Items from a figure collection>
○ ○ ○ ○ ○

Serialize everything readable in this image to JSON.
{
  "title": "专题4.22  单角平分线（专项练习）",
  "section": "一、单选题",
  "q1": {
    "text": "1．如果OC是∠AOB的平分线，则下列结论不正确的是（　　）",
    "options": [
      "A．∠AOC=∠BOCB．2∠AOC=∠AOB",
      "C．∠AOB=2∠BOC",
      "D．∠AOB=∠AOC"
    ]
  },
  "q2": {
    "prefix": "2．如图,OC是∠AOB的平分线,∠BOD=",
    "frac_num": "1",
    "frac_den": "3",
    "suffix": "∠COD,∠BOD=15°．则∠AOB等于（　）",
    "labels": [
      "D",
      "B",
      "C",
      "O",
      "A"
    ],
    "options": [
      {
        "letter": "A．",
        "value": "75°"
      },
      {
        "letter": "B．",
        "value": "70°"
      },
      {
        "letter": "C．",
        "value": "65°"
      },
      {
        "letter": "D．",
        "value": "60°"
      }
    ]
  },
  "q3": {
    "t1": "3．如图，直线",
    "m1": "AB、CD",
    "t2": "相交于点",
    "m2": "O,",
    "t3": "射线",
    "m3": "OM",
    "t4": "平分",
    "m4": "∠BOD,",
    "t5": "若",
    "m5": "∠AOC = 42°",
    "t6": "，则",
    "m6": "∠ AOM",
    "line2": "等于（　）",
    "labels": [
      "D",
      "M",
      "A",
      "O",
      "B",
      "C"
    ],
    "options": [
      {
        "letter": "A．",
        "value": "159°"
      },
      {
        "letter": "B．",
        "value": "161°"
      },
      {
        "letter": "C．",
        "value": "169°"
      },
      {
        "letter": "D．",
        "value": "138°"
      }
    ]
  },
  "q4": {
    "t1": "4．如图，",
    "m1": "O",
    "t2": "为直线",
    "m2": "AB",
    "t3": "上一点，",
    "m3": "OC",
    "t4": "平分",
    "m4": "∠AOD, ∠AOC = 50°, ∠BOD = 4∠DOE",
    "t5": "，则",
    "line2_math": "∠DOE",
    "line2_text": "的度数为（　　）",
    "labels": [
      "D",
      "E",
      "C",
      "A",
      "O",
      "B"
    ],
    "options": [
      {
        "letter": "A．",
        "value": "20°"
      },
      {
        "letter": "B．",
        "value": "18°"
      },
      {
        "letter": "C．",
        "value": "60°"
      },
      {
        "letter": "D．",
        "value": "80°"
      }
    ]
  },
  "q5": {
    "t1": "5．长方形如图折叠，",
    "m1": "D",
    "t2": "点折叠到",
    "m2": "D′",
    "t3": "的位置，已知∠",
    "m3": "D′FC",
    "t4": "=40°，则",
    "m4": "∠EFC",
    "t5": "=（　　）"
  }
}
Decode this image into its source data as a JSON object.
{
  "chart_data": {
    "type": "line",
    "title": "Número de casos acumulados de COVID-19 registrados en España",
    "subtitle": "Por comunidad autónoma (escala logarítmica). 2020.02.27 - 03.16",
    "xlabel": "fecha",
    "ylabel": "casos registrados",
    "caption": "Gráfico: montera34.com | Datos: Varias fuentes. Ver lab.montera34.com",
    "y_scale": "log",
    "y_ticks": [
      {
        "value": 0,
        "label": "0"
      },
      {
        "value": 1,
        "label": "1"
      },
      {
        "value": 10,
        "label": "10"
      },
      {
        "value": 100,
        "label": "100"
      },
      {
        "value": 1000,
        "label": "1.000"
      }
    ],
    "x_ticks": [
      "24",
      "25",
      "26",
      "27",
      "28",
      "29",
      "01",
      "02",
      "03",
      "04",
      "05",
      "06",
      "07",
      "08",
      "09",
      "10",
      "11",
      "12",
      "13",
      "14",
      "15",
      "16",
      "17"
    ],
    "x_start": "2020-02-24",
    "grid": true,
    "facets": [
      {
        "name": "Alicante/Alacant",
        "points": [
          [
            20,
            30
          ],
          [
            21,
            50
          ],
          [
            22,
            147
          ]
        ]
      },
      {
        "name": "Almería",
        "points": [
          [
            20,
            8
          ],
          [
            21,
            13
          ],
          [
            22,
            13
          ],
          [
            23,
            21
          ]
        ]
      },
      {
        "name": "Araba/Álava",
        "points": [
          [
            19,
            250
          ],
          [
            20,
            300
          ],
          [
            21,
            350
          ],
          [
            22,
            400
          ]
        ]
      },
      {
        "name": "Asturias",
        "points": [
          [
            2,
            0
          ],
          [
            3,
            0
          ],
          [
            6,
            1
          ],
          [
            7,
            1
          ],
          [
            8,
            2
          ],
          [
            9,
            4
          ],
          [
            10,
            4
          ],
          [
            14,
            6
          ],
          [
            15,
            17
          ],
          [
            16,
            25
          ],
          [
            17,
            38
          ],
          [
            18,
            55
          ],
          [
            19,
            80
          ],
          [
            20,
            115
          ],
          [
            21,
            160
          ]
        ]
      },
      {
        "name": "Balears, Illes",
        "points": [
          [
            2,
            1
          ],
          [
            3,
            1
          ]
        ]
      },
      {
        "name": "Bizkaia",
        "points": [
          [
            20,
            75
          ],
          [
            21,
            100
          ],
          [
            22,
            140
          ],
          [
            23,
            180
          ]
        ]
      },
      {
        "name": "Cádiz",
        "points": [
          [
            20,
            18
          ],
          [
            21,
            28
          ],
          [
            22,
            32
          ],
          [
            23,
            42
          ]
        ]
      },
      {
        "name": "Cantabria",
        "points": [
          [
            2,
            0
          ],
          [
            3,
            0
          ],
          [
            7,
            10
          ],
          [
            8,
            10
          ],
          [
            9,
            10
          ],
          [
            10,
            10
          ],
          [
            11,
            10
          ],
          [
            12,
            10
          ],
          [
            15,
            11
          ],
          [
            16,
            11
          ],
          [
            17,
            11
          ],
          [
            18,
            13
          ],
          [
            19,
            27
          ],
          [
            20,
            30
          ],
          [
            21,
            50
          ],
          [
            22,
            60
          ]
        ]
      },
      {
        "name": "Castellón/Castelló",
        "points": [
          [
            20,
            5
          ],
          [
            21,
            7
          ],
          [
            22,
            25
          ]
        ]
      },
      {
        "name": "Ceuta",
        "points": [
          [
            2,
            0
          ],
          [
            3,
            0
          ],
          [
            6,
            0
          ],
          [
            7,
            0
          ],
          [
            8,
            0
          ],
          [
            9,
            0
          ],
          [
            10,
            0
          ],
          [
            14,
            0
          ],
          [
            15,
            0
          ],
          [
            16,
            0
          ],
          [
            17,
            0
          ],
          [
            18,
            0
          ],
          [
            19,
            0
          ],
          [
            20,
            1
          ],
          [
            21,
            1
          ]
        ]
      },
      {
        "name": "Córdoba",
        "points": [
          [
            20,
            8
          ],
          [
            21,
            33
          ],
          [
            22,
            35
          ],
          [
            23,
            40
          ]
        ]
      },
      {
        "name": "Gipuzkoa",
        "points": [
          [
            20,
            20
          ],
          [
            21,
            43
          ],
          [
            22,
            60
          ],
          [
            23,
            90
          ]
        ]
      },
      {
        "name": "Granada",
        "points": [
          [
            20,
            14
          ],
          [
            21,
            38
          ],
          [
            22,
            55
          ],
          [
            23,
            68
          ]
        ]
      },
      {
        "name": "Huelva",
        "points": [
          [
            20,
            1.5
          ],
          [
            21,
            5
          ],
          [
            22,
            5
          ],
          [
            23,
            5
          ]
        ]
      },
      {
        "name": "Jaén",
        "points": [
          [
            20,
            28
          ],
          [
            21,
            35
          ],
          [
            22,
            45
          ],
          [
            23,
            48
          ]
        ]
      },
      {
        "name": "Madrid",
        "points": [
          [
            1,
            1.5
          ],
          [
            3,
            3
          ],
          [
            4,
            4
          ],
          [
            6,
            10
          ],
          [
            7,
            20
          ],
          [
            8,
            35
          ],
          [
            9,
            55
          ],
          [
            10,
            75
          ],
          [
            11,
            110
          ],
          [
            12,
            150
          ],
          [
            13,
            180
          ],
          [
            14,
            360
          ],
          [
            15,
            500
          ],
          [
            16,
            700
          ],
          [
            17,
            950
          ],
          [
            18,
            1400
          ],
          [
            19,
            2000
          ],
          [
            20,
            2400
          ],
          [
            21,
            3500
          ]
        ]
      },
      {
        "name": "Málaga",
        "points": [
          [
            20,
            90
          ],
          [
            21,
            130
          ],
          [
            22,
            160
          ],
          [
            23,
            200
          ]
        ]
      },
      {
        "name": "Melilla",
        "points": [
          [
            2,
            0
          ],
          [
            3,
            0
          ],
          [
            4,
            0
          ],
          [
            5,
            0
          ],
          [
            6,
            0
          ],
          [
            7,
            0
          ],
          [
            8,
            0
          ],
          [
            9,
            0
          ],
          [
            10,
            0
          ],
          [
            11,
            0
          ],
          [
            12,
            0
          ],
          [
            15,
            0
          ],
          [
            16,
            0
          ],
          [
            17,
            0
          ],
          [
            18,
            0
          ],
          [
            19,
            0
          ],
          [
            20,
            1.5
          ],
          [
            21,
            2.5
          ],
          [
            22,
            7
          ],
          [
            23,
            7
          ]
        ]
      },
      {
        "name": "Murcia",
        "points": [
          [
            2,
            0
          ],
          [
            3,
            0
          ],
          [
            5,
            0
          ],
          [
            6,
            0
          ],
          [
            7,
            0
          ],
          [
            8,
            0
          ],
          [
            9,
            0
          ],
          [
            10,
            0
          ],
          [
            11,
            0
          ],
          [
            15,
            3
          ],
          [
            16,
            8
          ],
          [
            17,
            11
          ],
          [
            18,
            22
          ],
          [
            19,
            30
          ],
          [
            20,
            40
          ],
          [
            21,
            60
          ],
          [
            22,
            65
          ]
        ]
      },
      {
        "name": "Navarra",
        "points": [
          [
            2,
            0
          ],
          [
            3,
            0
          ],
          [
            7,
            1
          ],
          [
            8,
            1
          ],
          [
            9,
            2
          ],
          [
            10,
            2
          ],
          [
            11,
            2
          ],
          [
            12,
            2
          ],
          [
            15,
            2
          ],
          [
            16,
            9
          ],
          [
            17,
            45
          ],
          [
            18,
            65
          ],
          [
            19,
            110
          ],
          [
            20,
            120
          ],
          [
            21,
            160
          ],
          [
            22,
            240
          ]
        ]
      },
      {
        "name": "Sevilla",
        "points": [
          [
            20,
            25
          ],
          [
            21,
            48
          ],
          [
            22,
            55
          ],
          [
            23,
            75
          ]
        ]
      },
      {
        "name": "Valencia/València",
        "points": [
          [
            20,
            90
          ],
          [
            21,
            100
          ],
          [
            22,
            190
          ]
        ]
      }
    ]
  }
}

○ ○ ○ ○ ○

BRIEF>
List every line above that holds the word "this".

ANSWER TO THE PROBLEM>
Serialize everything readable in this image to JSON.
Decode this image into its source data as a JSON object.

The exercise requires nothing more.